● OBJECTIVE: Write out the whole of the material exactly.

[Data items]
---*---

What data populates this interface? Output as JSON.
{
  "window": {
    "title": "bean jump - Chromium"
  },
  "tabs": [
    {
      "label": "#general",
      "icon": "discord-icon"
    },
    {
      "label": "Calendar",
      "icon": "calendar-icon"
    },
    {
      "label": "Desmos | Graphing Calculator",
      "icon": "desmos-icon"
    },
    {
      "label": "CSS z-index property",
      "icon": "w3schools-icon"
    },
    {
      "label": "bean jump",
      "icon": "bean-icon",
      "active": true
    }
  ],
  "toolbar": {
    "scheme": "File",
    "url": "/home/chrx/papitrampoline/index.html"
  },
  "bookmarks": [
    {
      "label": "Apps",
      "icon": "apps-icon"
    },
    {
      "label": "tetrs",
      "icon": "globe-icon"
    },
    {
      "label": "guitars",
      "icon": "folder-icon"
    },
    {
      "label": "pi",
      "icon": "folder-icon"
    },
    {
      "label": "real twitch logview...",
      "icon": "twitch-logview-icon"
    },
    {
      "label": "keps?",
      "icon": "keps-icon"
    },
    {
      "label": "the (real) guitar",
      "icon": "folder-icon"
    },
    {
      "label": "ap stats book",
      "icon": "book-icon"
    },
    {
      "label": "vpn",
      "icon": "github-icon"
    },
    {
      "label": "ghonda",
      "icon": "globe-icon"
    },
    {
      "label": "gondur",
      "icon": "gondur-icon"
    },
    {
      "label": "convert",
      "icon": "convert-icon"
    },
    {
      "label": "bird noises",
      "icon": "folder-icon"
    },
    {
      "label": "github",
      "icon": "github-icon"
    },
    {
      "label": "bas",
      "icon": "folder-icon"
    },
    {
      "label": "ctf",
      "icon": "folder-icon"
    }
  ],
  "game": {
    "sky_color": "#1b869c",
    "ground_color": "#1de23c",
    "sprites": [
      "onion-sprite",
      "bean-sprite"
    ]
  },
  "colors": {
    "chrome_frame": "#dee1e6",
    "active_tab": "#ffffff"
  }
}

---*---

● OUTPUT OF THE TASK:
What data populates this interface? Output as JSON.
{
  "window": {
    "title": "bean jump - Chromium"
  },
  "tabs": [
    {
      "label": "#general",
      "icon": "discord-icon"
    },
    {
      "label": "Calendar",
      "icon": "calendar-icon"
    },
    {
      "label": "Desmos | Graphing Calculator",
      "icon": "desmos-icon"
    },
    {
      "label": "CSS z-index property",
      "icon": "w3schools-icon"
    },
    {
      "label": "bean jump",
      "icon": "bean-icon",
      "active": true
    }
  ],
  "toolbar": {
    "scheme": "File",
    "url": "/home/chrx/papitrampoline/index.html"
  },
  "bookmarks": [
    {
      "label": "Apps",
      "icon": "apps-icon"
    },
    {
      "label": "tetrs",
      "icon": "globe-icon"
    },
    {
      "label": "guitars",
      "icon": "folder-icon"
    },
    {
      "label": "pi",
      "icon": "folder-icon"
    },
    {
      "label": "real twitch logview...",
      "icon": "twitch-logview-icon"
    },
    {
      "label": "keps?",
      "icon": "keps-icon"
    },
    {
      "label": "the (real) guitar",
      "icon": "folder-icon"
    },
    {
      "label": "ap stats book",
      "icon": "book-icon"
    },
    {
      "label": "vpn",
      "icon": "github-icon"
    },
    {
      "label": "ghonda",
      "icon": "globe-icon"
    },
    {
      "label": "gondur",
      "icon": "gondur-icon"
    },
    {
      "label": "convert",
      "icon": "convert-icon"
    },
    {
      "label": "bird noises",
      "icon": "folder-icon"
    },
    {
      "label": "github",
      "icon": "github-icon"
    },
    {
      "label": "bas",
      "icon": "folder-icon"
    },
    {
      "label": "ctf",
      "icon": "folder-icon"
    }
  ],
  "game": {
    "sky_color": "#1b869c",
    "ground_color": "#1de23c",
    "sprites": [
      "onion-sprite",
      "bean-sprite"
    ]
  },
  "colors": {
    "chrome_frame": "#dee1e6",
    "active_tab": "#ffffff"
  }
}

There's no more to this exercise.